> [Data supplied]
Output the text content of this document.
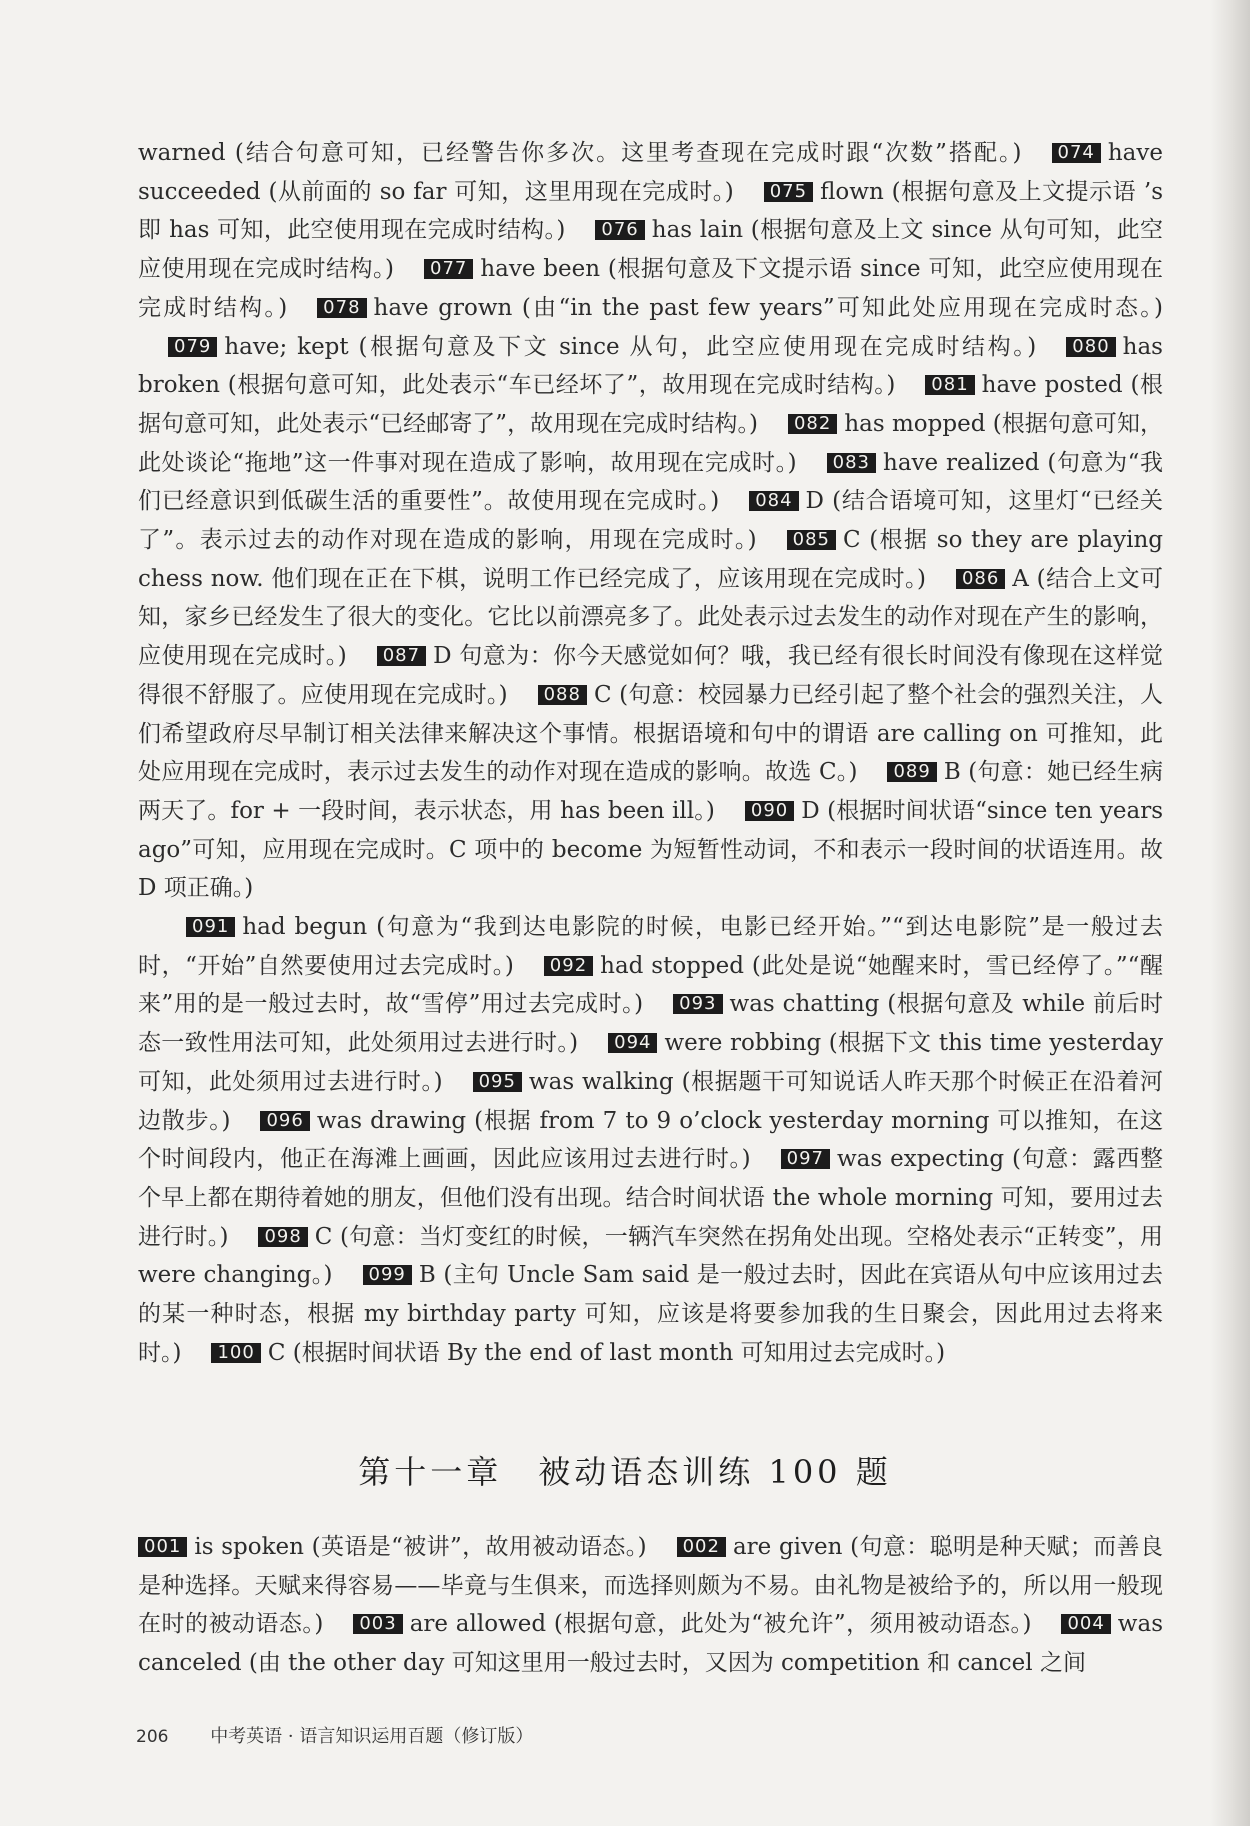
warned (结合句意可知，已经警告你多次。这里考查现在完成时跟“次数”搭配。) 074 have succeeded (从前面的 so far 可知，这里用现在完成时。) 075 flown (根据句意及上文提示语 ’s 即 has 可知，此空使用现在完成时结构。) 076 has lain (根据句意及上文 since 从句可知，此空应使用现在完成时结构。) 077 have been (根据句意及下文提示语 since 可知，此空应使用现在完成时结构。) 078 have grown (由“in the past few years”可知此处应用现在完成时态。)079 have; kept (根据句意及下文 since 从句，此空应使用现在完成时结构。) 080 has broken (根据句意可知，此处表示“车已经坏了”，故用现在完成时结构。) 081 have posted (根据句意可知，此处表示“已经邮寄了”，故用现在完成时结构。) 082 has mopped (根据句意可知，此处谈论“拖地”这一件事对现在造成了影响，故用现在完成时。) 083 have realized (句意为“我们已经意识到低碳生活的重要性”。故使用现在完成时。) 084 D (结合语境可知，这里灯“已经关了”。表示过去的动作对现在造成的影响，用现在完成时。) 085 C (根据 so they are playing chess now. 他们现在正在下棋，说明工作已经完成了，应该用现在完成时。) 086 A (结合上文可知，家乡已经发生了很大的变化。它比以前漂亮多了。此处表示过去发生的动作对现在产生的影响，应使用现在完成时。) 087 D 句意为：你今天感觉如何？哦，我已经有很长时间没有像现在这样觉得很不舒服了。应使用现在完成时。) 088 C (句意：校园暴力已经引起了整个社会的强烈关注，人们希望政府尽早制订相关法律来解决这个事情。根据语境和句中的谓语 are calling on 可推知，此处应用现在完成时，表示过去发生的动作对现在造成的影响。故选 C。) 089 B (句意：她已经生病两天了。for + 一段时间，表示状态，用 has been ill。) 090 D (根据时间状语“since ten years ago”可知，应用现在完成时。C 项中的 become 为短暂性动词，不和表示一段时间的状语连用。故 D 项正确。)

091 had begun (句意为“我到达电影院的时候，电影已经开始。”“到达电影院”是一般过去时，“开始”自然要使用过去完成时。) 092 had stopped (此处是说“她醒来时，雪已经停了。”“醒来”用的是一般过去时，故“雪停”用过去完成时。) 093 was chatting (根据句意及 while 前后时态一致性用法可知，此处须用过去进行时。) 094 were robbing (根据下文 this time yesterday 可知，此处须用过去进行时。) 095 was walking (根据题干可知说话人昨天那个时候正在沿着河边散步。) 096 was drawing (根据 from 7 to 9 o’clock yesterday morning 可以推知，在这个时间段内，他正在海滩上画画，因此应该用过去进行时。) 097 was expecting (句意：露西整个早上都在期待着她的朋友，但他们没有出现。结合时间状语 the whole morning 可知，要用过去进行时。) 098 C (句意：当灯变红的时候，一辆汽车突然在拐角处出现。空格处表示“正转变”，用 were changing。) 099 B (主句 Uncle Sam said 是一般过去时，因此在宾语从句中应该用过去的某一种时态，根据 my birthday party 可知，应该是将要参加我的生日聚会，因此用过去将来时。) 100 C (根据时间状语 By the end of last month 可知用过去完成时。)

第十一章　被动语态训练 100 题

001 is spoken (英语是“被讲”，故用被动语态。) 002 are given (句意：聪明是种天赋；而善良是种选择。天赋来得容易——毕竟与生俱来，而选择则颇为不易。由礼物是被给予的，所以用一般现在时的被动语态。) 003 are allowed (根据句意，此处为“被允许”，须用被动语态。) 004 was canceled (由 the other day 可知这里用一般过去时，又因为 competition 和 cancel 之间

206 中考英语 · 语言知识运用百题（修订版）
* * *
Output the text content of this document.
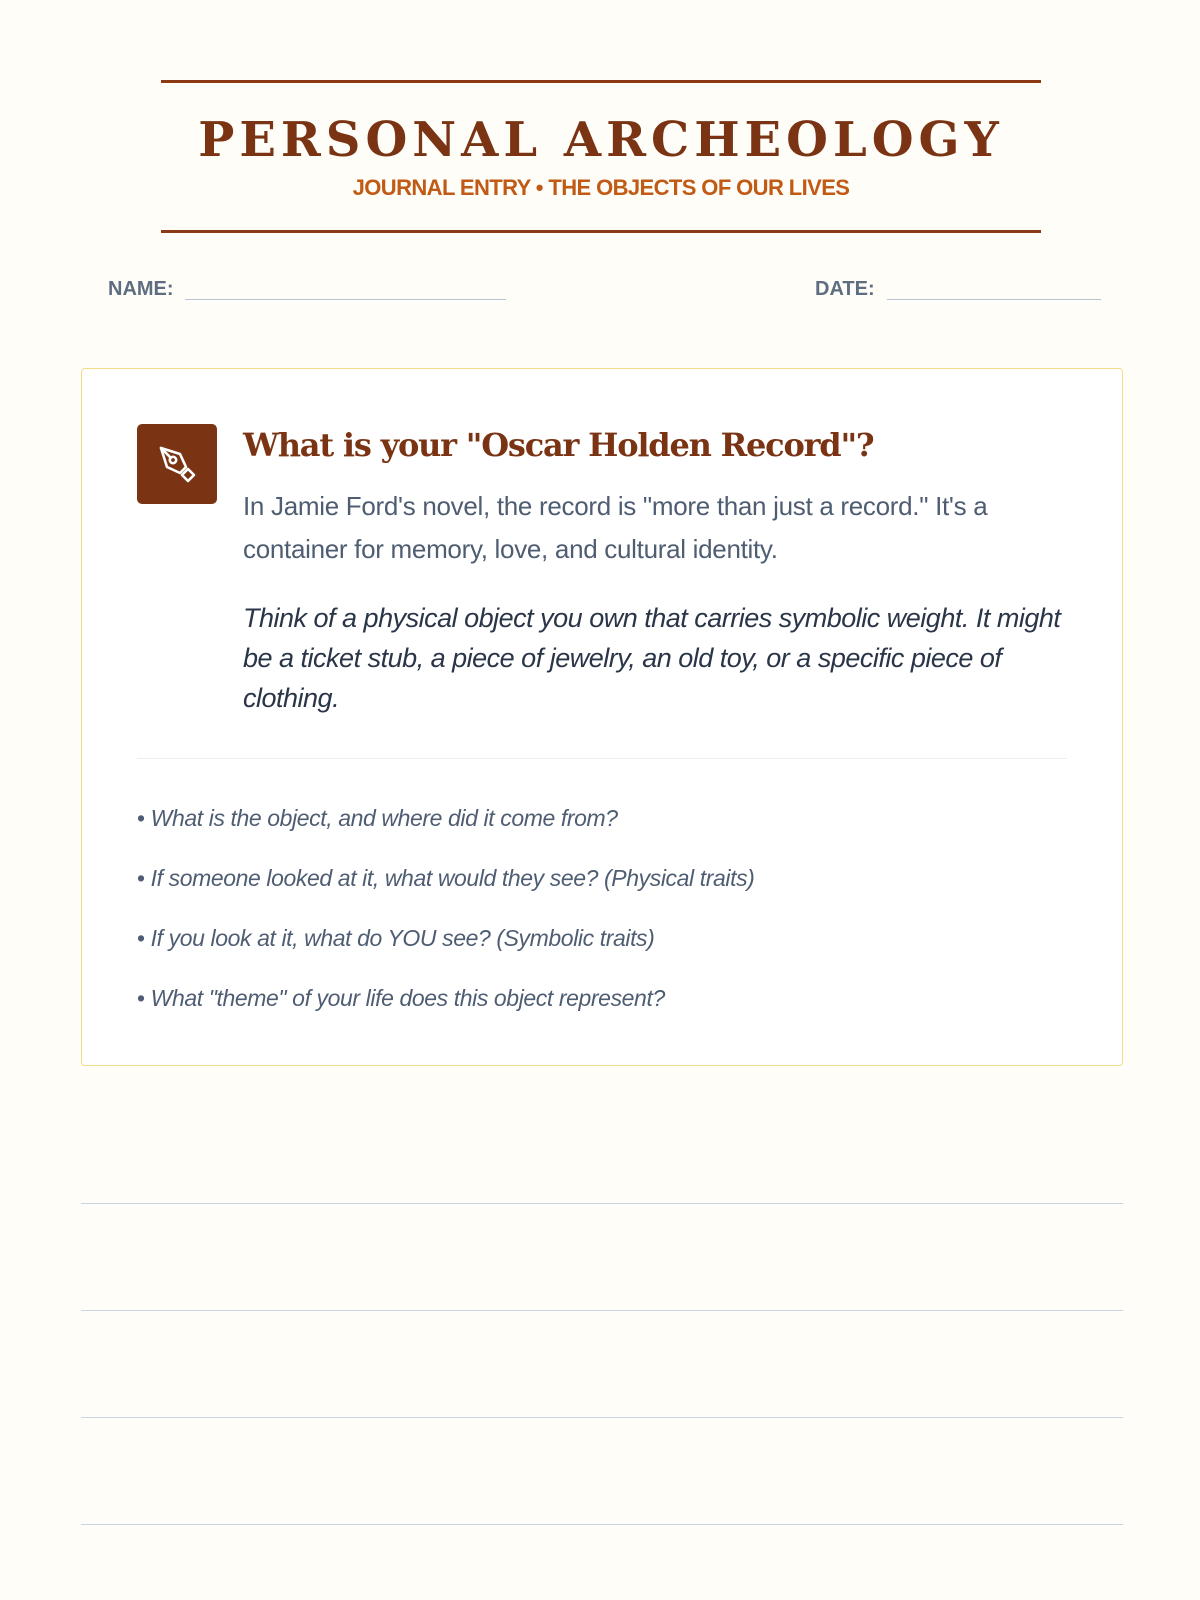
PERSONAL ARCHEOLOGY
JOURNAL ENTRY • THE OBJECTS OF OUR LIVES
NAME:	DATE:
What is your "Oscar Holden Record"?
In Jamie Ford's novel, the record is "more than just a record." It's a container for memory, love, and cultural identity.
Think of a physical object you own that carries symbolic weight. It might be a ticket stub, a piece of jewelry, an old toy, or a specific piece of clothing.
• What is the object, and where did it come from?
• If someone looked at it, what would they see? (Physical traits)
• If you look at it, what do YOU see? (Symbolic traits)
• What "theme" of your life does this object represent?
...
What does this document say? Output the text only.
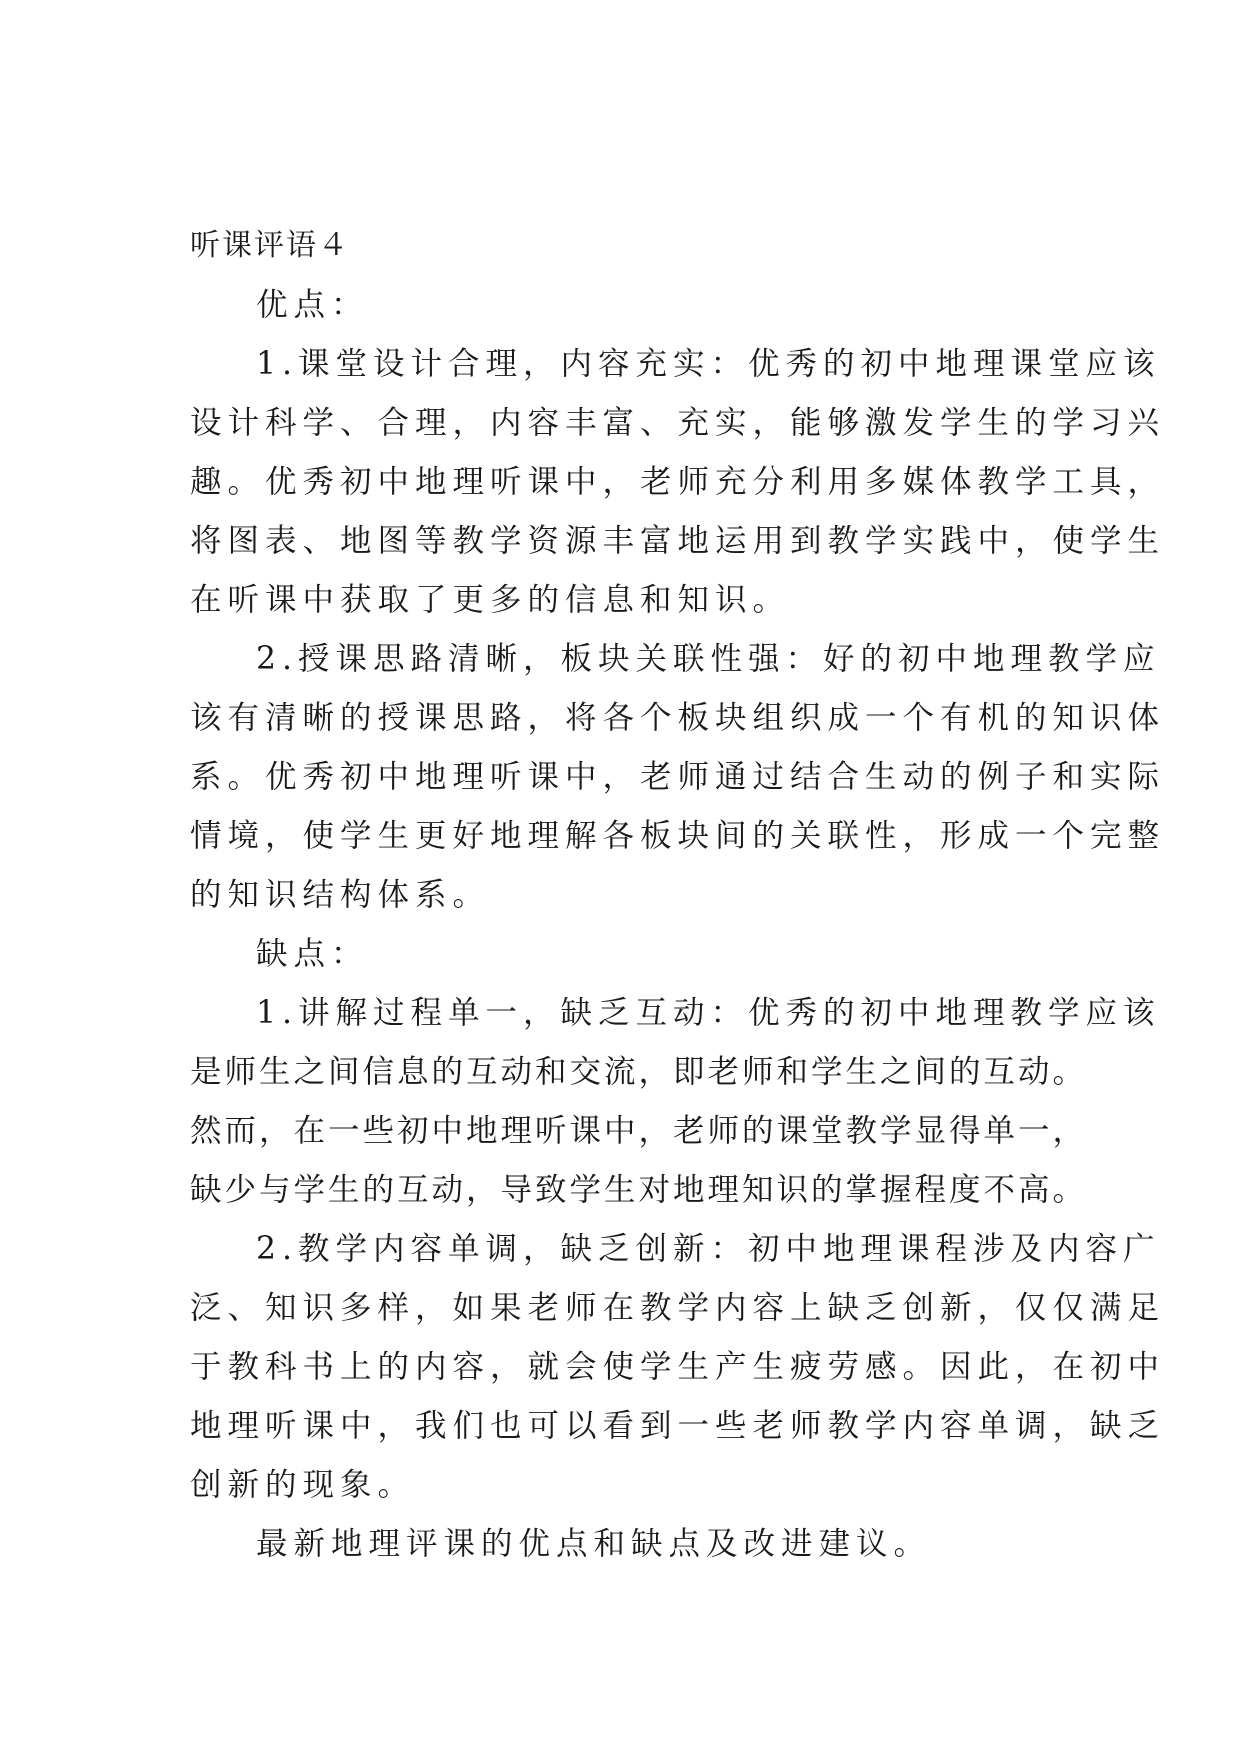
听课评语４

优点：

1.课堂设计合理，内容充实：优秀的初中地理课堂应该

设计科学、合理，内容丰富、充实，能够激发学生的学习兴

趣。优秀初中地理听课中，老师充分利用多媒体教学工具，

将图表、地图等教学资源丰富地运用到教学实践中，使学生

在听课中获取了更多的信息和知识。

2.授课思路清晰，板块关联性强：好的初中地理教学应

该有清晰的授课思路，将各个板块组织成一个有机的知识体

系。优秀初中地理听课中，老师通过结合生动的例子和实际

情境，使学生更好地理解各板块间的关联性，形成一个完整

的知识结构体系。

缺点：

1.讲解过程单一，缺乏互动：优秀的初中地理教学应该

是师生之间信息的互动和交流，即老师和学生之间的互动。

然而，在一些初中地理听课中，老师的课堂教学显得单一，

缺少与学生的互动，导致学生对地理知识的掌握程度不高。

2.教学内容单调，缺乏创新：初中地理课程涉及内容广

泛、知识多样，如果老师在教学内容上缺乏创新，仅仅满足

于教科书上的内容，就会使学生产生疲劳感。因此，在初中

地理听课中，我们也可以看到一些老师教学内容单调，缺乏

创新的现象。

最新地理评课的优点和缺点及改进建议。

> [Task details] Go through the entries above and pull out each line with "traits" in it.

> [Result]
• If someone looked at it, what would they see? (Physical traits)
• If you look at it, what do YOU see? (Symbolic traits)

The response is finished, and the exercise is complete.